▶ [RECORD EXTRACTS]
- - - - -

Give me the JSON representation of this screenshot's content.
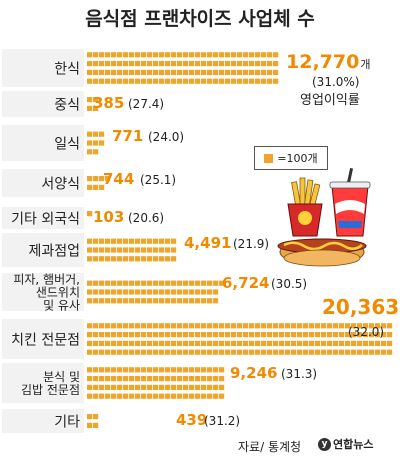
{
  "title": "음식점 프랜차이즈 사업체 수",
  "legend": {
    "label": "=100개"
  },
  "source": "자료/ 통계청",
  "logo_text": "연합뉴스",
  "note": "영업이익률",
  "unit": "개",
  "colors": {
    "unit_block": "#f0a52a",
    "value_text": "#f08a00",
    "label_band": "#f2f2f2"
  },
  "chart_data": {
    "type": "bar",
    "title": "음식점 프랜차이즈 사업체 수",
    "units_per_block": 100,
    "categories": [
      "한식",
      "중식",
      "일식",
      "서양식",
      "기타 외국식",
      "제과점업",
      "피자, 햄버거, 샌드위치 및 유사",
      "치킨 전문점",
      "분식 및 김밥 전문점",
      "기타"
    ],
    "category_lines": [
      [
        "한식"
      ],
      [
        "중식"
      ],
      [
        "일식"
      ],
      [
        "서양식"
      ],
      [
        "기타 외국식"
      ],
      [
        "제과점업"
      ],
      [
        "피자, 햄버거,",
        "샌드위치",
        "및 유사"
      ],
      [
        "치킨 전문점"
      ],
      [
        "분식 및",
        "김밥 전문점"
      ],
      [
        "기타"
      ]
    ],
    "values": [
      12770,
      385,
      771,
      744,
      103,
      4491,
      6724,
      20363,
      9246,
      439
    ],
    "value_labels": [
      "12,770",
      "385",
      "771",
      "744",
      "103",
      "4,491",
      "6,724",
      "20,363",
      "9,246",
      "439"
    ],
    "margin_labels": [
      "(31.0%)",
      "(27.4)",
      "(24.0)",
      "(25.1)",
      "(20.6)",
      "(21.9)",
      "(30.5)",
      "(32.0)",
      "(31.3)",
      "(31.2)"
    ],
    "series": [
      {
        "name": "사업체 수",
        "values": [
          12770,
          385,
          771,
          744,
          103,
          4491,
          6724,
          20363,
          9246,
          439
        ]
      },
      {
        "name": "영업이익률",
        "values": [
          31.0,
          27.4,
          24.0,
          25.1,
          20.6,
          21.9,
          30.5,
          32.0,
          31.3,
          31.2
        ]
      }
    ]
  }
}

- - - - -

▶ [TASK PROMPT] Reproduce the records verbatim, omitting all images they contain.

▶ [ANSWER TO THIS PROBLEM]
Give me the JSON representation of this screenshot's content.
{
  "title": "음식점 프랜차이즈 사업체 수",
  "legend": {
    "label": "=100개"
  },
  "source": "자료/ 통계청",
  "logo_text": "연합뉴스",
  "note": "영업이익률",
  "unit": "개",
  "colors": {
    "unit_block": "#f0a52a",
    "value_text": "#f08a00",
    "label_band": "#f2f2f2"
  },
  "chart_data": {
    "type": "bar",
    "title": "음식점 프랜차이즈 사업체 수",
    "units_per_block": 100,
    "categories": [
      "한식",
      "중식",
      "일식",
      "서양식",
      "기타 외국식",
      "제과점업",
      "피자, 햄버거, 샌드위치 및 유사",
      "치킨 전문점",
      "분식 및 김밥 전문점",
      "기타"
    ],
    "category_lines": [
      [
        "한식"
      ],
      [
        "중식"
      ],
      [
        "일식"
      ],
      [
        "서양식"
      ],
      [
        "기타 외국식"
      ],
      [
        "제과점업"
      ],
      [
        "피자, 햄버거,",
        "샌드위치",
        "및 유사"
      ],
      [
        "치킨 전문점"
      ],
      [
        "분식 및",
        "김밥 전문점"
      ],
      [
        "기타"
      ]
    ],
    "values": [
      12770,
      385,
      771,
      744,
      103,
      4491,
      6724,
      20363,
      9246,
      439
    ],
    "value_labels": [
      "12,770",
      "385",
      "771",
      "744",
      "103",
      "4,491",
      "6,724",
      "20,363",
      "9,246",
      "439"
    ],
    "margin_labels": [
      "(31.0%)",
      "(27.4)",
      "(24.0)",
      "(25.1)",
      "(20.6)",
      "(21.9)",
      "(30.5)",
      "(32.0)",
      "(31.3)",
      "(31.2)"
    ],
    "series": [
      {
        "name": "사업체 수",
        "values": [
          12770,
          385,
          771,
          744,
          103,
          4491,
          6724,
          20363,
          9246,
          439
        ]
      },
      {
        "name": "영업이익률",
        "values": [
          31.0,
          27.4,
          24.0,
          25.1,
          20.6,
          21.9,
          30.5,
          32.0,
          31.3,
          31.2
        ]
      }
    ]
  }
}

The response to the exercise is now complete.